Exercise material:
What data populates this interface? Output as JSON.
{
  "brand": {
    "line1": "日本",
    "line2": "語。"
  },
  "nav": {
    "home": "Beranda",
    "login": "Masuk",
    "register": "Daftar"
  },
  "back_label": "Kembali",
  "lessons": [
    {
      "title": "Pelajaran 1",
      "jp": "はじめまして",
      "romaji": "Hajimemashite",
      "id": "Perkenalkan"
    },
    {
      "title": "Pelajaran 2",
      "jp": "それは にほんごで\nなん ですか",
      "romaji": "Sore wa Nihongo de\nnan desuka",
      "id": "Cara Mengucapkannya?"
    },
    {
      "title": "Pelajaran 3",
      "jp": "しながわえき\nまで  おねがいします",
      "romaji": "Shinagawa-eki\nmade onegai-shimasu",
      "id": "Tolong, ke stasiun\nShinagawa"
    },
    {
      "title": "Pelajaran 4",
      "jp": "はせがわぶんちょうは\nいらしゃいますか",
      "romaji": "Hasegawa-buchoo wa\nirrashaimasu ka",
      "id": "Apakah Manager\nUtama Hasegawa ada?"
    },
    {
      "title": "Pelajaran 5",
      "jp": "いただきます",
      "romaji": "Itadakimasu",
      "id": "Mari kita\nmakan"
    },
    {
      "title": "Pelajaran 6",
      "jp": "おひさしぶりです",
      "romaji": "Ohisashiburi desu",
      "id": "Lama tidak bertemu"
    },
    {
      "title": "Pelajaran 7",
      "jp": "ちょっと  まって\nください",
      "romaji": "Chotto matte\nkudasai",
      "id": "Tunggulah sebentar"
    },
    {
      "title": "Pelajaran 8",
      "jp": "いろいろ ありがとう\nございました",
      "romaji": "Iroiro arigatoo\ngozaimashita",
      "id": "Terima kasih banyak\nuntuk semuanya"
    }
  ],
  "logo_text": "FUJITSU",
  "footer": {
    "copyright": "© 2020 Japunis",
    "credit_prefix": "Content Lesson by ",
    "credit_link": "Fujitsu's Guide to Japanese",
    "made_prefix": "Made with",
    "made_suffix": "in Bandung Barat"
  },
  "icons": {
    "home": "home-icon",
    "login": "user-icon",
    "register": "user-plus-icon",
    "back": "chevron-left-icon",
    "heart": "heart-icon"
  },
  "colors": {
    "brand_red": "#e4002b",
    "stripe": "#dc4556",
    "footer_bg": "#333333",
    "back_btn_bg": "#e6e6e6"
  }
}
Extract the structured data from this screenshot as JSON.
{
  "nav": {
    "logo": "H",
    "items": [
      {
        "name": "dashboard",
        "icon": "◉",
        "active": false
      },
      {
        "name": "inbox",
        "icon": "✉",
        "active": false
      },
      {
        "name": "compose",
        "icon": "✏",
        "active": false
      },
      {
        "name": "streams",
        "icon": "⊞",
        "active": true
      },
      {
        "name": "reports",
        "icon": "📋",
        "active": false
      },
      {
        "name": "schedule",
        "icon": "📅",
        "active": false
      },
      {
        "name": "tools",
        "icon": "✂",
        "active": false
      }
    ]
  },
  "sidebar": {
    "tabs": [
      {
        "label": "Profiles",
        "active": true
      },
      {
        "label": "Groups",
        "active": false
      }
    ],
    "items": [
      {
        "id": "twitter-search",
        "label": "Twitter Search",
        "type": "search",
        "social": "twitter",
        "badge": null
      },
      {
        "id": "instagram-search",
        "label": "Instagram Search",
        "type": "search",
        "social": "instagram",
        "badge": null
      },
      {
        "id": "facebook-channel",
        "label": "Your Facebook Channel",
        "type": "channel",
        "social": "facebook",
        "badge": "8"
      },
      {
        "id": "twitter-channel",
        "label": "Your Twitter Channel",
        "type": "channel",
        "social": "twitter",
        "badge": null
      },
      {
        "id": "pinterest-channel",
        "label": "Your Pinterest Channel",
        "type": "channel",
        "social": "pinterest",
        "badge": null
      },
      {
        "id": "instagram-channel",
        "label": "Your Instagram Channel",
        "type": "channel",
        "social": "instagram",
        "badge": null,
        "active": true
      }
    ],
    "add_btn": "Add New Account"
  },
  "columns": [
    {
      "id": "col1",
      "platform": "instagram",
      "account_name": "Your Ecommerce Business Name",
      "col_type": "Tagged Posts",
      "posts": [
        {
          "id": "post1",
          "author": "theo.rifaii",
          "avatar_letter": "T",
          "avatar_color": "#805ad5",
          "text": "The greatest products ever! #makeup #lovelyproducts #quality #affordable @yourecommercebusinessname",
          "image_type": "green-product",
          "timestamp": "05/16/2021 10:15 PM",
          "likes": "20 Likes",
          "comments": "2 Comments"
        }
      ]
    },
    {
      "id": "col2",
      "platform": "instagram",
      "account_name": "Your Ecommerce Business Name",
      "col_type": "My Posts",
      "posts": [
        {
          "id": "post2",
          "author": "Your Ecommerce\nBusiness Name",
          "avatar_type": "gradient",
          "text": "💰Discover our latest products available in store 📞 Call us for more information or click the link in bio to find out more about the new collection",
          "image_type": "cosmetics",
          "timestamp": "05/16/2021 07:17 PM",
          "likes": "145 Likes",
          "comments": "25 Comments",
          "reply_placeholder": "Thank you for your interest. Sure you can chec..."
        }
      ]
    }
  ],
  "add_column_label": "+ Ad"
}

Set exercise: Reproduce the entries above exactly.

Full output:
What data populates this interface? Output as JSON.
{
  "brand": {
    "line1": "日本",
    "line2": "語。"
  },
  "nav": {
    "home": "Beranda",
    "login": "Masuk",
    "register": "Daftar"
  },
  "back_label": "Kembali",
  "lessons": [
    {
      "title": "Pelajaran 1",
      "jp": "はじめまして",
      "romaji": "Hajimemashite",
      "id": "Perkenalkan"
    },
    {
      "title": "Pelajaran 2",
      "jp": "それは にほんごで\nなん ですか",
      "romaji": "Sore wa Nihongo de\nnan desuka",
      "id": "Cara Mengucapkannya?"
    },
    {
      "title": "Pelajaran 3",
      "jp": "しながわえき\nまで  おねがいします",
      "romaji": "Shinagawa-eki\nmade onegai-shimasu",
      "id": "Tolong, ke stasiun\nShinagawa"
    },
    {
      "title": "Pelajaran 4",
      "jp": "はせがわぶんちょうは\nいらしゃいますか",
      "romaji": "Hasegawa-buchoo wa\nirrashaimasu ka",
      "id": "Apakah Manager\nUtama Hasegawa ada?"
    },
    {
      "title": "Pelajaran 5",
      "jp": "いただきます",
      "romaji": "Itadakimasu",
      "id": "Mari kita\nmakan"
    },
    {
      "title": "Pelajaran 6",
      "jp": "おひさしぶりです",
      "romaji": "Ohisashiburi desu",
      "id": "Lama tidak bertemu"
    },
    {
      "title": "Pelajaran 7",
      "jp": "ちょっと  まって\nください",
      "romaji": "Chotto matte\nkudasai",
      "id": "Tunggulah sebentar"
    },
    {
      "title": "Pelajaran 8",
      "jp": "いろいろ ありがとう\nございました",
      "romaji": "Iroiro arigatoo\ngozaimashita",
      "id": "Terima kasih banyak\nuntuk semuanya"
    }
  ],
  "logo_text": "FUJITSU",
  "footer": {
    "copyright": "© 2020 Japunis",
    "credit_prefix": "Content Lesson by ",
    "credit_link": "Fujitsu's Guide to Japanese",
    "made_prefix": "Made with",
    "made_suffix": "in Bandung Barat"
  },
  "icons": {
    "home": "home-icon",
    "login": "user-icon",
    "register": "user-plus-icon",
    "back": "chevron-left-icon",
    "heart": "heart-icon"
  },
  "colors": {
    "brand_red": "#e4002b",
    "stripe": "#dc4556",
    "footer_bg": "#333333",
    "back_btn_bg": "#e6e6e6"
  }
}
Extract the structured data from this screenshot as JSON.
{
  "nav": {
    "logo": "H",
    "items": [
      {
        "name": "dashboard",
        "icon": "◉",
        "active": false
      },
      {
        "name": "inbox",
        "icon": "✉",
        "active": false
      },
      {
        "name": "compose",
        "icon": "✏",
        "active": false
      },
      {
        "name": "streams",
        "icon": "⊞",
        "active": true
      },
      {
        "name": "reports",
        "icon": "📋",
        "active": false
      },
      {
        "name": "schedule",
        "icon": "📅",
        "active": false
      },
      {
        "name": "tools",
        "icon": "✂",
        "active": false
      }
    ]
  },
  "sidebar": {
    "tabs": [
      {
        "label": "Profiles",
        "active": true
      },
      {
        "label": "Groups",
        "active": false
      }
    ],
    "items": [
      {
        "id": "twitter-search",
        "label": "Twitter Search",
        "type": "search",
        "social": "twitter",
        "badge": null
      },
      {
        "id": "instagram-search",
        "label": "Instagram Search",
        "type": "search",
        "social": "instagram",
        "badge": null
      },
      {
        "id": "facebook-channel",
        "label": "Your Facebook Channel",
        "type": "channel",
        "social": "facebook",
        "badge": "8"
      },
      {
        "id": "twitter-channel",
        "label": "Your Twitter Channel",
        "type": "channel",
        "social": "twitter",
        "badge": null
      },
      {
        "id": "pinterest-channel",
        "label": "Your Pinterest Channel",
        "type": "channel",
        "social": "pinterest",
        "badge": null
      },
      {
        "id": "instagram-channel",
        "label": "Your Instagram Channel",
        "type": "channel",
        "social": "instagram",
        "badge": null,
        "active": true
      }
    ],
    "add_btn": "Add New Account"
  },
  "columns": [
    {
      "id": "col1",
      "platform": "instagram",
      "account_name": "Your Ecommerce Business Name",
      "col_type": "Tagged Posts",
      "posts": [
        {
          "id": "post1",
          "author": "theo.rifaii",
          "avatar_letter": "T",
          "avatar_color": "#805ad5",
          "text": "The greatest products ever! #makeup #lovelyproducts #quality #affordable @yourecommercebusinessname",
          "image_type": "green-product",
          "timestamp": "05/16/2021 10:15 PM",
          "likes": "20 Likes",
          "comments": "2 Comments"
        }
      ]
    },
    {
      "id": "col2",
      "platform": "instagram",
      "account_name": "Your Ecommerce Business Name",
      "col_type": "My Posts",
      "posts": [
        {
          "id": "post2",
          "author": "Your Ecommerce\nBusiness Name",
          "avatar_type": "gradient",
          "text": "💰Discover our latest products available in store 📞 Call us for more information or click the link in bio to find out more about the new collection",
          "image_type": "cosmetics",
          "timestamp": "05/16/2021 07:17 PM",
          "likes": "145 Likes",
          "comments": "25 Comments",
          "reply_placeholder": "Thank you for your interest. Sure you can chec..."
        }
      ]
    }
  ],
  "add_column_label": "+ Ad"
}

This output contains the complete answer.